BEGIN DATA FOR PROCESSING

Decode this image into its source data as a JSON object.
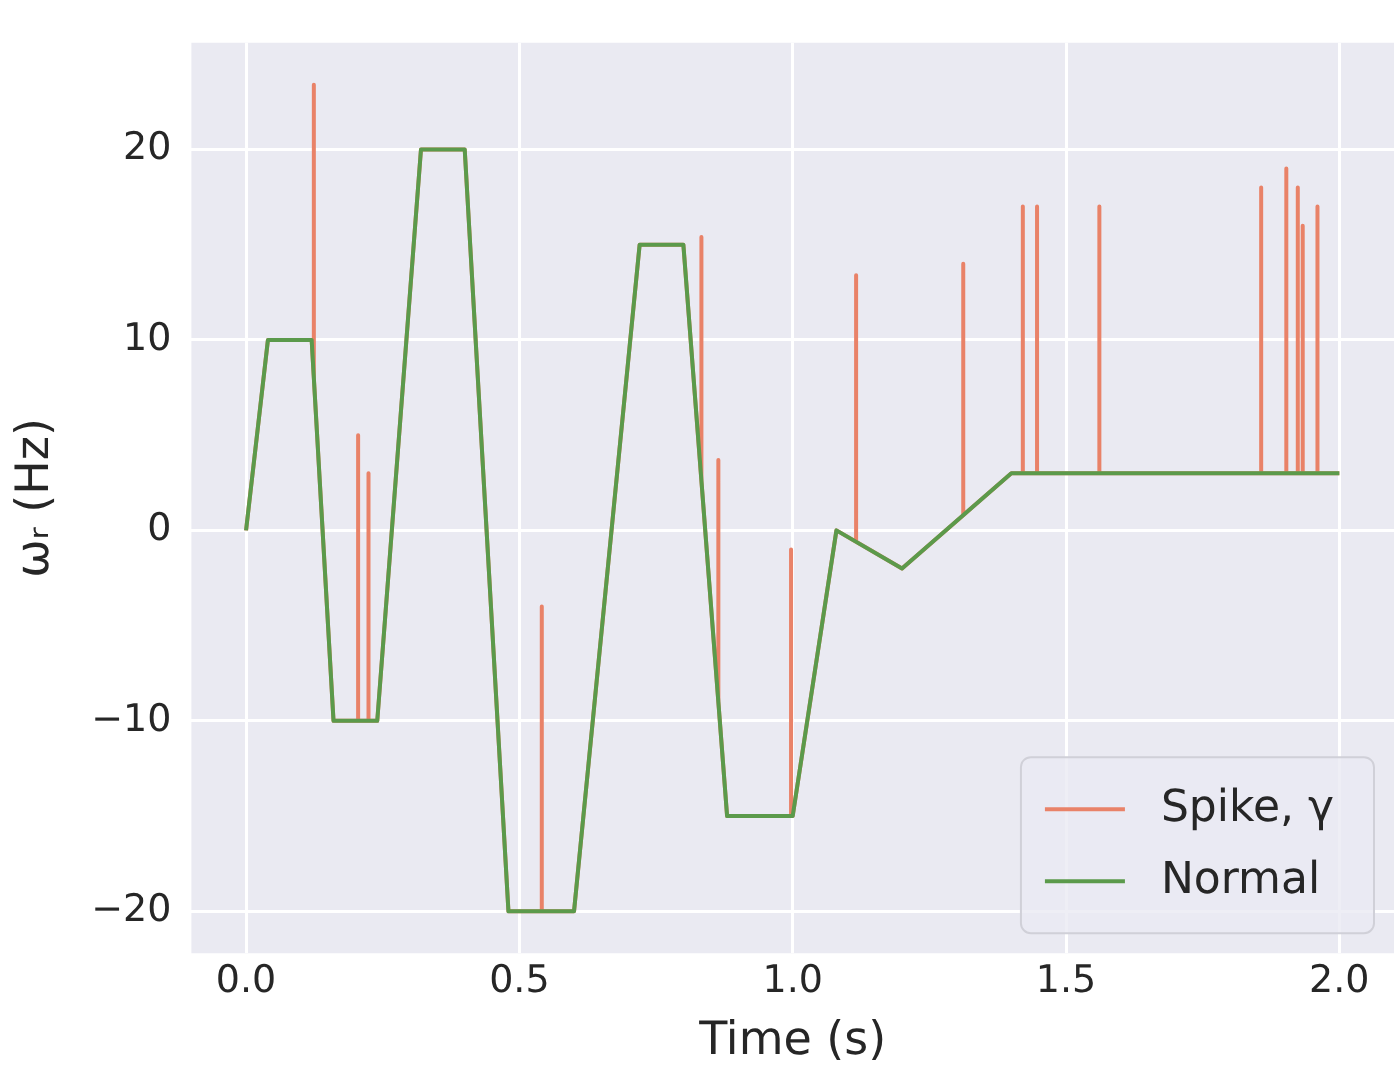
{
  "chart_data": {
    "type": "line",
    "xlabel": "Time (s)",
    "ylabel": "ωᵣ (Hz)",
    "xlim": [
      -0.1,
      2.1
    ],
    "ylim": [
      -22.2,
      25.6
    ],
    "xticks": [
      {
        "value": 0,
        "label": "0.0"
      },
      {
        "value": 0.5,
        "label": "0.5"
      },
      {
        "value": 1,
        "label": "1.0"
      },
      {
        "value": 1.5,
        "label": "1.5"
      },
      {
        "value": 2,
        "label": "2.0"
      }
    ],
    "yticks": [
      {
        "value": -20,
        "label": "−20"
      },
      {
        "value": -10,
        "label": "−10"
      },
      0,
      10,
      20
    ],
    "grid": true,
    "legend": "bottom right",
    "marker": "none",
    "line_style": "solid",
    "series": [
      {
        "name": "Spike, γ",
        "color": "#e98268",
        "x": [
          0,
          0.04,
          0.12,
          0.124,
          0.124,
          0.124,
          0.16,
          0.205,
          0.205,
          0.205,
          0.224,
          0.224,
          0.224,
          0.24,
          0.32,
          0.4,
          0.48,
          0.541,
          0.541,
          0.541,
          0.6,
          0.72,
          0.8,
          0.833,
          0.833,
          0.833,
          0.864,
          0.864,
          0.864,
          0.88,
          0.997,
          0.997,
          0.997,
          1.0,
          1.08,
          1.116,
          1.116,
          1.116,
          1.2,
          1.312,
          1.312,
          1.312,
          1.4,
          1.421,
          1.421,
          1.421,
          1.447,
          1.447,
          1.447,
          1.561,
          1.561,
          1.561,
          1.857,
          1.857,
          1.857,
          1.903,
          1.903,
          1.903,
          1.924,
          1.924,
          1.924,
          1.933,
          1.933,
          1.933,
          1.96,
          1.96,
          1.96,
          2.0
        ],
        "values": [
          0,
          10,
          10,
          8,
          23.4,
          8,
          -10,
          -10,
          5,
          -10,
          -10,
          3,
          -10,
          -10,
          20,
          20,
          -20,
          -20,
          -4,
          -20,
          -20,
          15,
          15,
          2.6,
          15.4,
          2.6,
          -9,
          3.7,
          -9,
          -15,
          -15,
          -1,
          -15,
          -15,
          0,
          -0.6,
          13.4,
          -0.6,
          -2,
          0.8,
          14,
          0.8,
          3,
          3,
          17,
          3,
          3,
          17,
          3,
          3,
          17,
          3,
          3,
          18,
          3,
          3,
          19,
          3,
          3,
          18,
          3,
          3,
          16,
          3,
          3,
          17,
          3,
          3
        ]
      },
      {
        "name": "Normal",
        "color": "#5b9a4b",
        "x": [
          0,
          0.04,
          0.12,
          0.16,
          0.24,
          0.32,
          0.4,
          0.48,
          0.6,
          0.72,
          0.8,
          0.88,
          1.0,
          1.08,
          1.2,
          1.4,
          2.0
        ],
        "values": [
          0,
          10,
          10,
          -10,
          -10,
          20,
          20,
          -20,
          -20,
          15,
          15,
          -15,
          -15,
          0,
          -2,
          3,
          3
        ]
      }
    ]
  }
}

END DATA FOR PROCESSING

- **WHAT YOU SHOULD DO**
Transcribe the material exactly, and leave out whatever pictures it holds.

- **ANSWER TO THIS TASK**
Decode this image into its source data as a JSON object.
{
  "chart_data": {
    "type": "line",
    "xlabel": "Time (s)",
    "ylabel": "ωᵣ (Hz)",
    "xlim": [
      -0.1,
      2.1
    ],
    "ylim": [
      -22.2,
      25.6
    ],
    "xticks": [
      {
        "value": 0,
        "label": "0.0"
      },
      {
        "value": 0.5,
        "label": "0.5"
      },
      {
        "value": 1,
        "label": "1.0"
      },
      {
        "value": 1.5,
        "label": "1.5"
      },
      {
        "value": 2,
        "label": "2.0"
      }
    ],
    "yticks": [
      {
        "value": -20,
        "label": "−20"
      },
      {
        "value": -10,
        "label": "−10"
      },
      0,
      10,
      20
    ],
    "grid": true,
    "legend": "bottom right",
    "marker": "none",
    "line_style": "solid",
    "series": [
      {
        "name": "Spike, γ",
        "color": "#e98268",
        "x": [
          0,
          0.04,
          0.12,
          0.124,
          0.124,
          0.124,
          0.16,
          0.205,
          0.205,
          0.205,
          0.224,
          0.224,
          0.224,
          0.24,
          0.32,
          0.4,
          0.48,
          0.541,
          0.541,
          0.541,
          0.6,
          0.72,
          0.8,
          0.833,
          0.833,
          0.833,
          0.864,
          0.864,
          0.864,
          0.88,
          0.997,
          0.997,
          0.997,
          1.0,
          1.08,
          1.116,
          1.116,
          1.116,
          1.2,
          1.312,
          1.312,
          1.312,
          1.4,
          1.421,
          1.421,
          1.421,
          1.447,
          1.447,
          1.447,
          1.561,
          1.561,
          1.561,
          1.857,
          1.857,
          1.857,
          1.903,
          1.903,
          1.903,
          1.924,
          1.924,
          1.924,
          1.933,
          1.933,
          1.933,
          1.96,
          1.96,
          1.96,
          2.0
        ],
        "values": [
          0,
          10,
          10,
          8,
          23.4,
          8,
          -10,
          -10,
          5,
          -10,
          -10,
          3,
          -10,
          -10,
          20,
          20,
          -20,
          -20,
          -4,
          -20,
          -20,
          15,
          15,
          2.6,
          15.4,
          2.6,
          -9,
          3.7,
          -9,
          -15,
          -15,
          -1,
          -15,
          -15,
          0,
          -0.6,
          13.4,
          -0.6,
          -2,
          0.8,
          14,
          0.8,
          3,
          3,
          17,
          3,
          3,
          17,
          3,
          3,
          17,
          3,
          3,
          18,
          3,
          3,
          19,
          3,
          3,
          18,
          3,
          3,
          16,
          3,
          3,
          17,
          3,
          3
        ]
      },
      {
        "name": "Normal",
        "color": "#5b9a4b",
        "x": [
          0,
          0.04,
          0.12,
          0.16,
          0.24,
          0.32,
          0.4,
          0.48,
          0.6,
          0.72,
          0.8,
          0.88,
          1.0,
          1.08,
          1.2,
          1.4,
          2.0
        ],
        "values": [
          0,
          10,
          10,
          -10,
          -10,
          20,
          20,
          -20,
          -20,
          15,
          15,
          -15,
          -15,
          0,
          -2,
          3,
          3
        ]
      }
    ]
  }
}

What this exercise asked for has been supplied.